**Data supplied**
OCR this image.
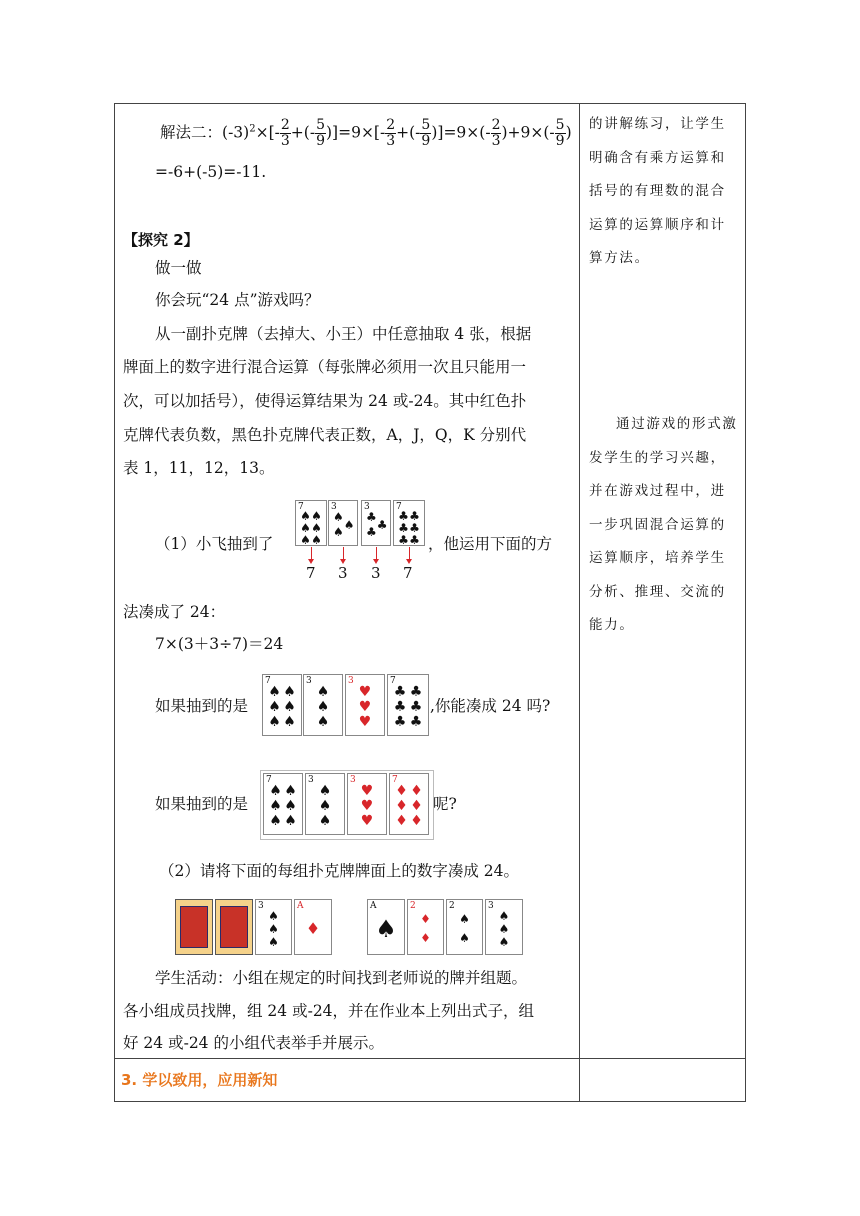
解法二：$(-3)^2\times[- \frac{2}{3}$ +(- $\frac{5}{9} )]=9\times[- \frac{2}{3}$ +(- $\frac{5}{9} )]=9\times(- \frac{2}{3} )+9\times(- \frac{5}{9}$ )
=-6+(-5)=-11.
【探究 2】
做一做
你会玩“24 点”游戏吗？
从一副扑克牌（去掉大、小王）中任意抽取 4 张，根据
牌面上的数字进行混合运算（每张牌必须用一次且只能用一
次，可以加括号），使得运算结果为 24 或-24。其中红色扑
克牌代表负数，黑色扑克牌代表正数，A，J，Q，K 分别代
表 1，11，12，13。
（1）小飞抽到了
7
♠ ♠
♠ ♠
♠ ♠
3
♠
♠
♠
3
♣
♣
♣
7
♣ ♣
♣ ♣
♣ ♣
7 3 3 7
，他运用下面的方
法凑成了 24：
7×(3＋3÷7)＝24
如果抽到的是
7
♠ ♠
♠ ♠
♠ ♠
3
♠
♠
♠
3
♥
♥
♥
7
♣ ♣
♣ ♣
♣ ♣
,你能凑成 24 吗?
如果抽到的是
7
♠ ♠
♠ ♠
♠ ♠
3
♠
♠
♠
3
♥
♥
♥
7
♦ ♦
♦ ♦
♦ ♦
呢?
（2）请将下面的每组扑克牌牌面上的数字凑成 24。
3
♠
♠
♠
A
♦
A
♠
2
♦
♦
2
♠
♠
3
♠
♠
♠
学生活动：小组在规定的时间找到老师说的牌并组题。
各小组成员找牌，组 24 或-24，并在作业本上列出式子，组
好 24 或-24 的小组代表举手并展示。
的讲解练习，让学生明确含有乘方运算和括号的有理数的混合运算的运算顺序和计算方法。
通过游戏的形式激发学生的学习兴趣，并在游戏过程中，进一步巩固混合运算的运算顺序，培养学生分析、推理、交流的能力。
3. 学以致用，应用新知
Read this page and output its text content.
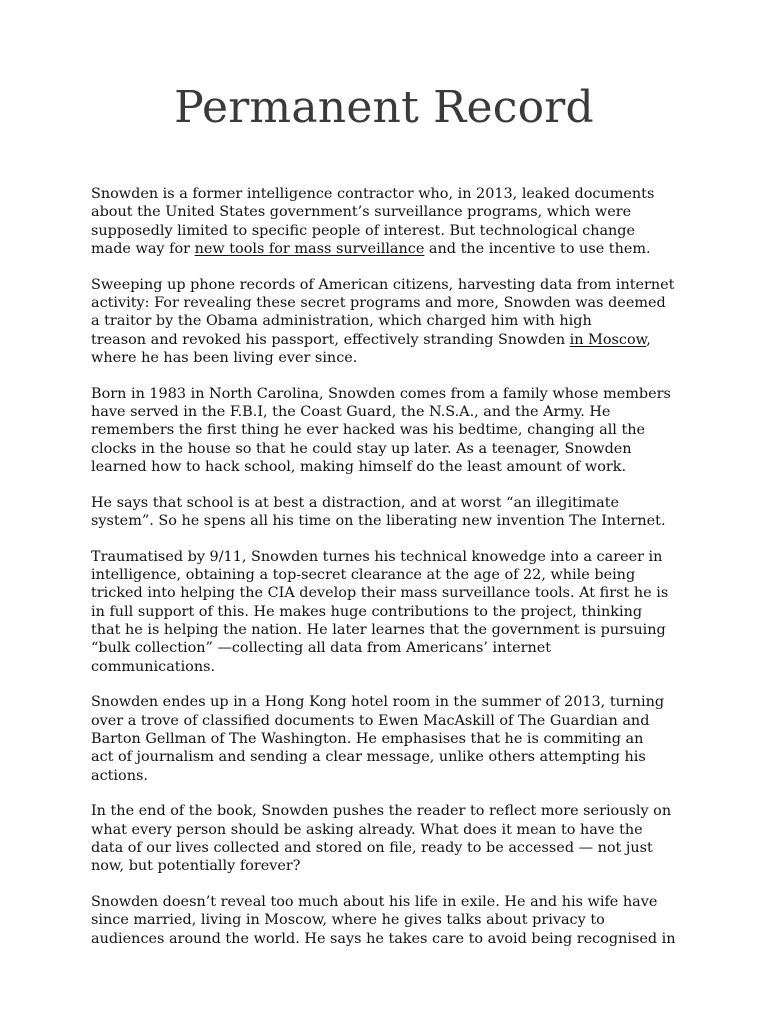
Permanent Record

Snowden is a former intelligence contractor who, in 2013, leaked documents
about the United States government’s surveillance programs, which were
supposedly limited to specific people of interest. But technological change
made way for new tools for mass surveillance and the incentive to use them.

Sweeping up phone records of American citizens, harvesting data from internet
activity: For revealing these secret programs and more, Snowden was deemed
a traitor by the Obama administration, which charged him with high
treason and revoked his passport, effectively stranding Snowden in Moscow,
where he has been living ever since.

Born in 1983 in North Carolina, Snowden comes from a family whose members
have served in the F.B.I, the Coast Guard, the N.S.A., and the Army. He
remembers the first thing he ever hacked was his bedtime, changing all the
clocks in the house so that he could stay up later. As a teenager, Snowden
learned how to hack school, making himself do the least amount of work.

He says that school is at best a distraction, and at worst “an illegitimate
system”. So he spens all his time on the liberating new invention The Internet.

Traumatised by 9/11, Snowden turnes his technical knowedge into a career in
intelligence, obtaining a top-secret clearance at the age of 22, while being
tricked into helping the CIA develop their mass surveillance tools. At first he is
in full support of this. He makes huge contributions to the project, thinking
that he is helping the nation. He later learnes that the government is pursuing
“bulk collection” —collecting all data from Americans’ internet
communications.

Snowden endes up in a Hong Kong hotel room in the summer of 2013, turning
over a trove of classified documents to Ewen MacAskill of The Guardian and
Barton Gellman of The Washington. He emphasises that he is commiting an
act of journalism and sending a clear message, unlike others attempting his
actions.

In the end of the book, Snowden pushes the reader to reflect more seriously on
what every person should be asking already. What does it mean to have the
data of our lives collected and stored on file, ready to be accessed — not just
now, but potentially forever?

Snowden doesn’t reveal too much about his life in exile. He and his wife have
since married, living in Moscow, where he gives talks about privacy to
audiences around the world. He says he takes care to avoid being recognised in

**Written request**
Filter the entries down to the lines containing "mass". Copy each of those lines.

**Written response**
made way for new tools for mass surveillance and the incentive to use them.
tricked into helping the CIA develop their mass surveillance tools. At first he is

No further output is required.